Return the listing below verbatim. Pictures do not belong in the copy.

Records from a collection:
——

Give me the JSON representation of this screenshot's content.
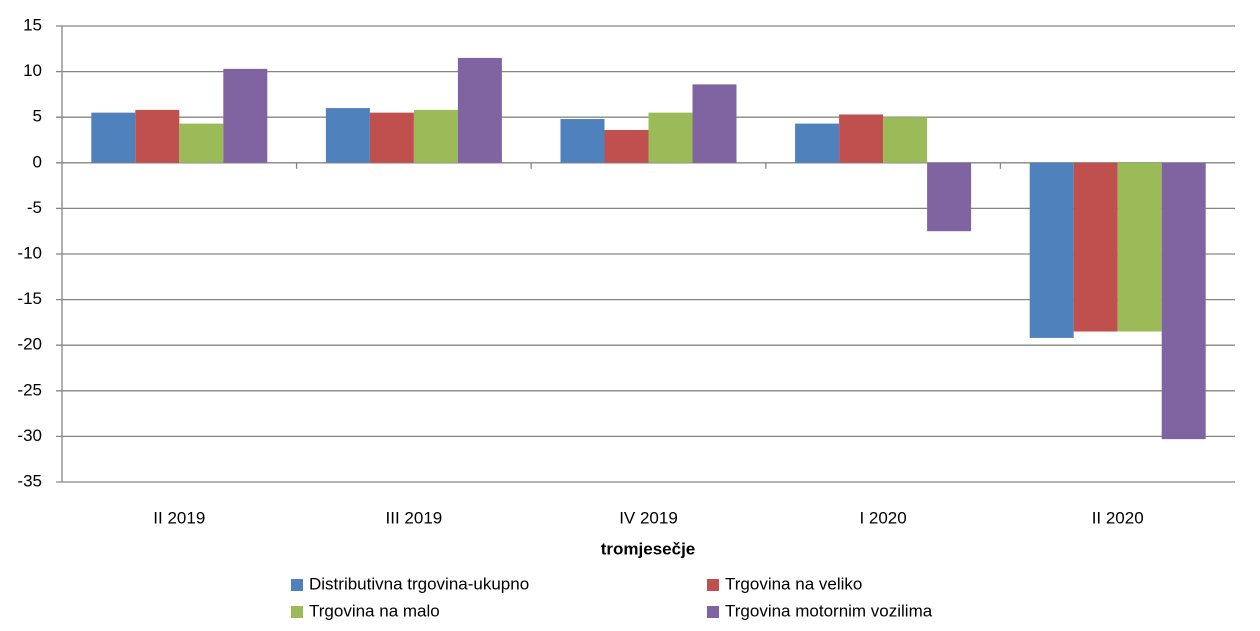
{
  "chart_data": {
    "type": "bar",
    "xlabel": "tromjesečje",
    "categories": [
      "II 2019",
      "III 2019",
      "IV 2019",
      "I 2020",
      "II 2020"
    ],
    "series": [
      {
        "name": "Distributivna trgovina-ukupno",
        "color": "#4f81bd",
        "values": [
          5.5,
          6.0,
          4.8,
          4.3,
          -19.2
        ]
      },
      {
        "name": "Trgovina na veliko",
        "color": "#c0504d",
        "values": [
          5.8,
          5.5,
          3.6,
          5.3,
          -18.5
        ]
      },
      {
        "name": "Trgovina na malo",
        "color": "#9bbb59",
        "values": [
          4.3,
          5.8,
          5.5,
          5.0,
          -18.5
        ]
      },
      {
        "name": "Trgovina motornim vozilima",
        "color": "#8064a2",
        "values": [
          10.3,
          11.5,
          8.6,
          -7.5,
          -30.3
        ]
      }
    ],
    "ylim": [
      -35,
      15
    ],
    "yticks": [
      -35,
      -30,
      -25,
      -20,
      -15,
      -10,
      -5,
      0,
      5,
      10,
      15
    ],
    "grid": true
  }
}
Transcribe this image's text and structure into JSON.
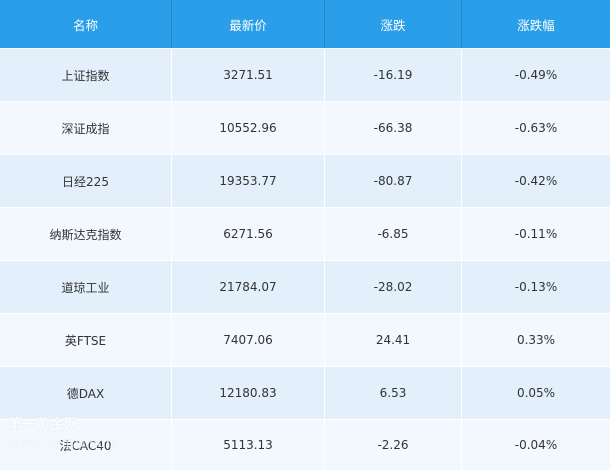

——

● FULL SOLUTION:
Give me the JSON representation of this screenshot's content.
{
  "chart_data": {
    "type": "bar",
    "xlabel": "tromjesečje",
    "categories": [
      "II 2019",
      "III 2019",
      "IV 2019",
      "I 2020",
      "II 2020"
    ],
    "series": [
      {
        "name": "Distributivna trgovina-ukupno",
        "color": "#4f81bd",
        "values": [
          5.5,
          6.0,
          4.8,
          4.3,
          -19.2
        ]
      },
      {
        "name": "Trgovina na veliko",
        "color": "#c0504d",
        "values": [
          5.8,
          5.5,
          3.6,
          5.3,
          -18.5
        ]
      },
      {
        "name": "Trgovina na malo",
        "color": "#9bbb59",
        "values": [
          4.3,
          5.8,
          5.5,
          5.0,
          -18.5
        ]
      },
      {
        "name": "Trgovina motornim vozilima",
        "color": "#8064a2",
        "values": [
          10.3,
          11.5,
          8.6,
          -7.5,
          -30.3
        ]
      }
    ],
    "ylim": [
      -35,
      15
    ],
    "yticks": [
      -35,
      -30,
      -25,
      -20,
      -15,
      -10,
      -5,
      0,
      5,
      10,
      15
    ],
    "grid": true
  }
}
Transcribe this image's text and structure into JSON.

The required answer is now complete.